- What you will do
Tally all lines containing the word "plain". Give the number alone.

- Recorded data
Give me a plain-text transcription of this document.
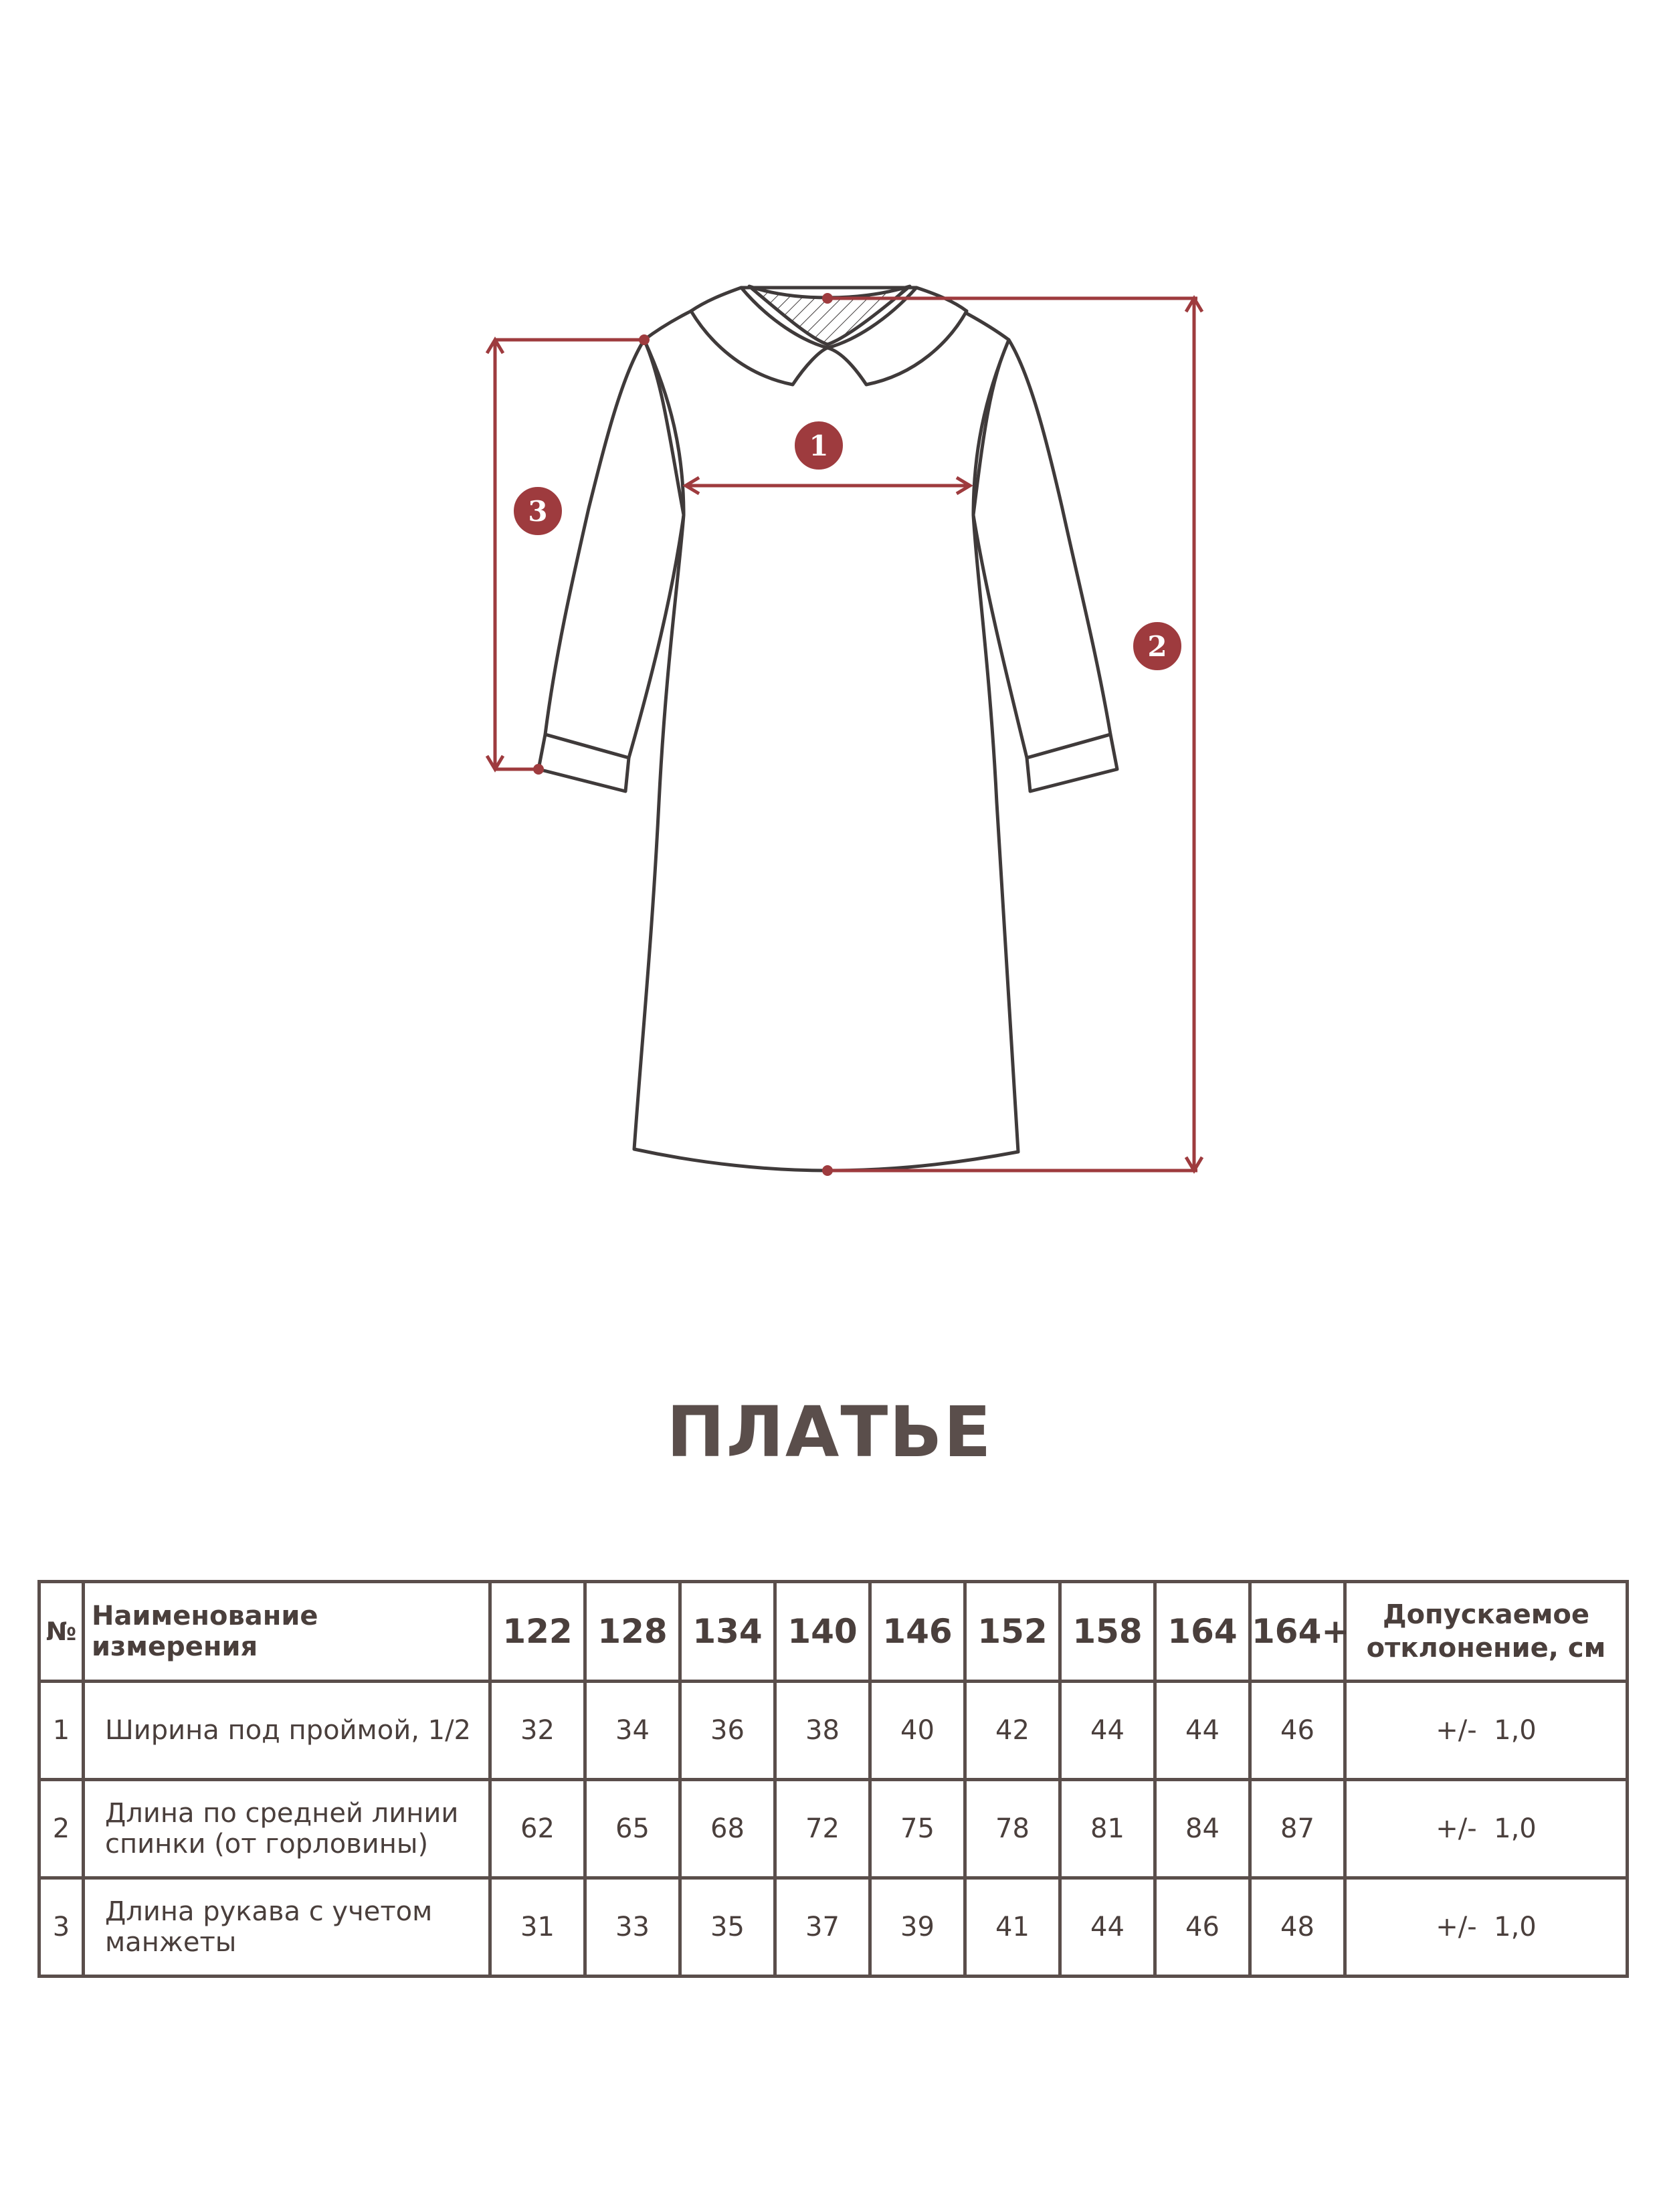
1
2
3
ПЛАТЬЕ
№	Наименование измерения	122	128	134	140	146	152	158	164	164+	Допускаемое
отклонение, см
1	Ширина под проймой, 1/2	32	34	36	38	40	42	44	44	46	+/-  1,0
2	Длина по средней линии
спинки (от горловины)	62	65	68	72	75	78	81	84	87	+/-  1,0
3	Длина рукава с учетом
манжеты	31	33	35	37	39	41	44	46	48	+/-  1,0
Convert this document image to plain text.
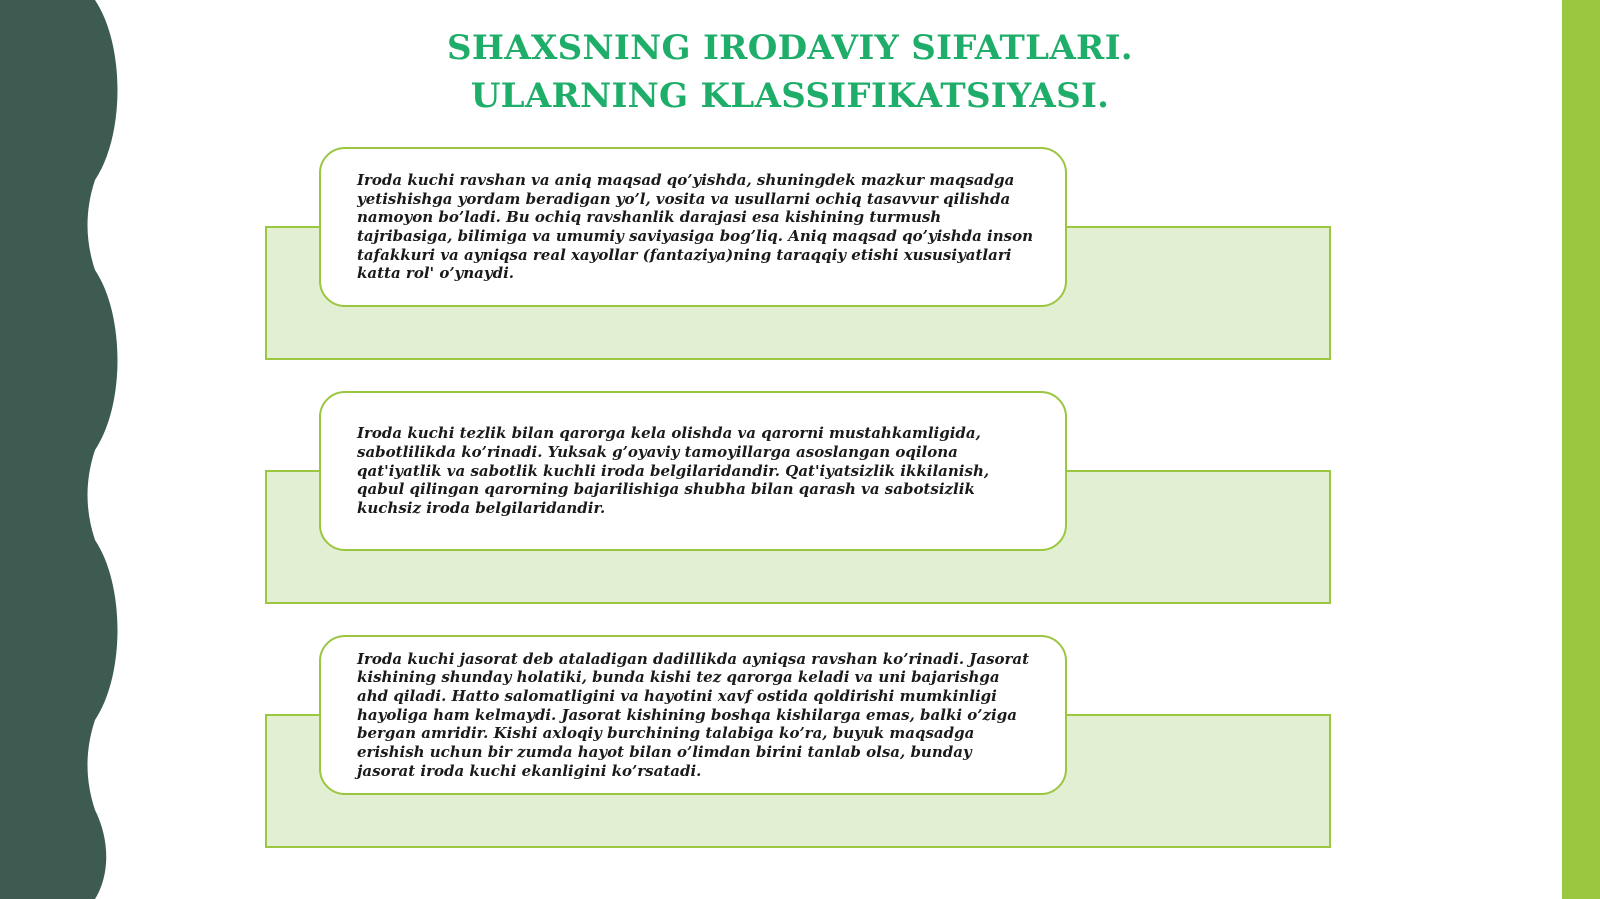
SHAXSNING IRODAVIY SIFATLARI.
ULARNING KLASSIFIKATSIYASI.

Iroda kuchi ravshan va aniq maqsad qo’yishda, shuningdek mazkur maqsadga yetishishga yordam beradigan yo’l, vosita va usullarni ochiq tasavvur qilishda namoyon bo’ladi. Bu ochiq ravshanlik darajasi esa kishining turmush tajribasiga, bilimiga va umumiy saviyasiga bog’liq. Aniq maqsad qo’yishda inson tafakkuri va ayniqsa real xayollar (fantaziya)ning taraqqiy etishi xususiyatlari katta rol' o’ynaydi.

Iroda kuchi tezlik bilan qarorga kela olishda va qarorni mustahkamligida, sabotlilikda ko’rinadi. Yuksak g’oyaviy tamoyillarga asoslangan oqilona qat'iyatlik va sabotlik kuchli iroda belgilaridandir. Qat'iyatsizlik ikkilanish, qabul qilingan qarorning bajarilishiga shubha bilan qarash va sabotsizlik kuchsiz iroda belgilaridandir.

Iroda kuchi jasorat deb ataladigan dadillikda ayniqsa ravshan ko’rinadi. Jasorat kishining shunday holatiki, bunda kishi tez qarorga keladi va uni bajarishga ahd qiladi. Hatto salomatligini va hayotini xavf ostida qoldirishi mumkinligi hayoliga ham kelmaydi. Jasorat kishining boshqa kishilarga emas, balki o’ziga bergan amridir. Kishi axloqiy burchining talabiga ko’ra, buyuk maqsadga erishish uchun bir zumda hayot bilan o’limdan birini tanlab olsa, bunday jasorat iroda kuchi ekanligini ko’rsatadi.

- Full answer
2